◆ Material to process ◆
————

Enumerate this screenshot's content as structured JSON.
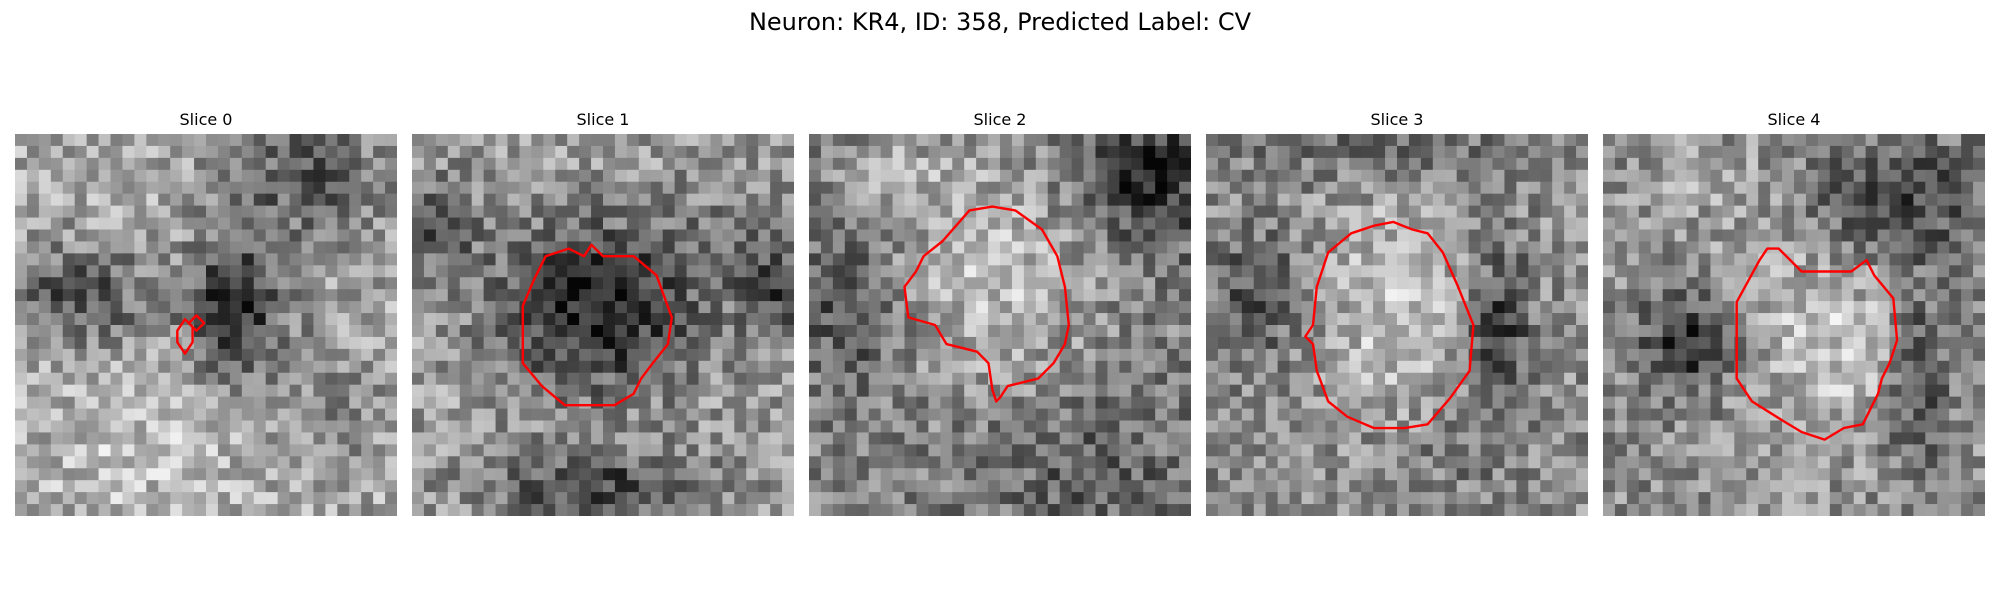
{
  "figure": {
    "title": "Neuron: KR4, ID: 358, Predicted Label: CV"
  },
  "contour_color": "#ff0000",
  "colormap": "gray",
  "panels": [
    {
      "title": "Slice 0",
      "overlay": "two small red contours left of a dark blob"
    },
    {
      "title": "Slice 1",
      "overlay": "red contour around a dark cell body"
    },
    {
      "title": "Slice 2",
      "overlay": "red contour around a bright irregular cell"
    },
    {
      "title": "Slice 3",
      "overlay": "red contour around a bright oval cell"
    },
    {
      "title": "Slice 4",
      "overlay": "red contour around a bright oval cell"
    }
  ]
}
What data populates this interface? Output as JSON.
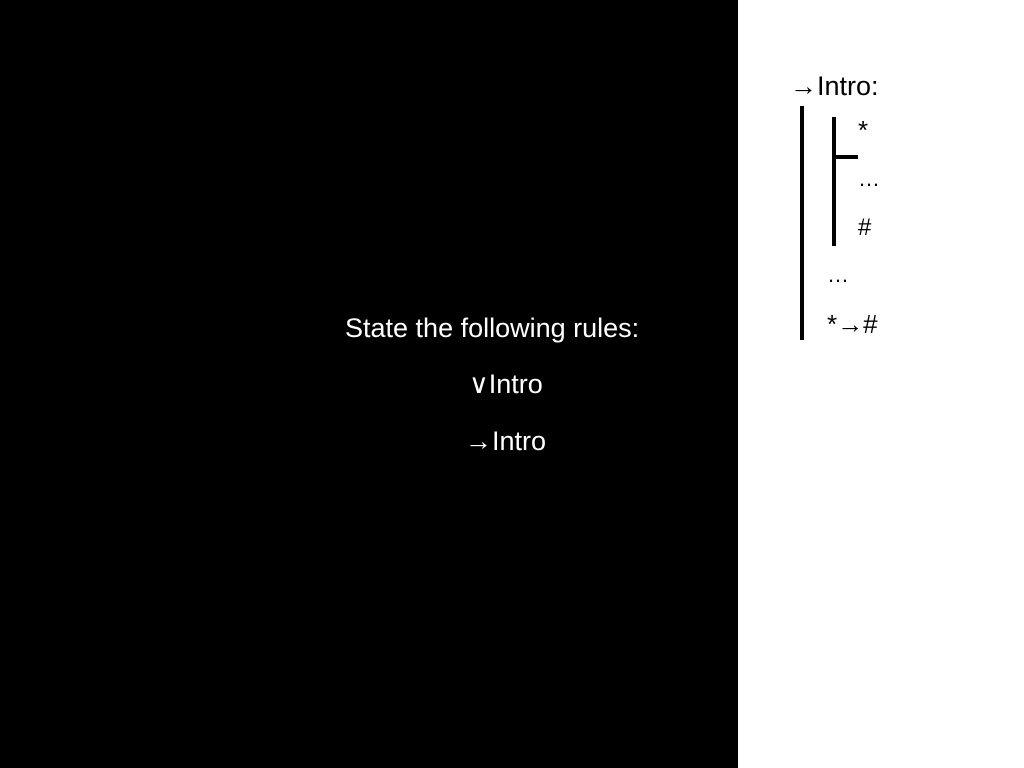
{
  "prompt": {
    "title": "State the following rules:",
    "rules": [
      "∨Intro",
      "→Intro"
    ]
  },
  "proof": {
    "title": "→Intro:",
    "subproof": {
      "assumption": "*",
      "ellipsis": "…",
      "result": "#"
    },
    "ellipsis": "…",
    "conclusion": "*→#"
  },
  "colors": {
    "left_background": "#000000",
    "right_background": "#ffffff",
    "left_text": "#ffffff",
    "right_text": "#000000"
  }
}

————

◆ Short exercise ◆
Find all lines holding the string "JSON" and copy them.

◆ Response to the exercise ◆
Enumerate this screenshot's content as structured JSON.
What data populates this interface? Output as JSON.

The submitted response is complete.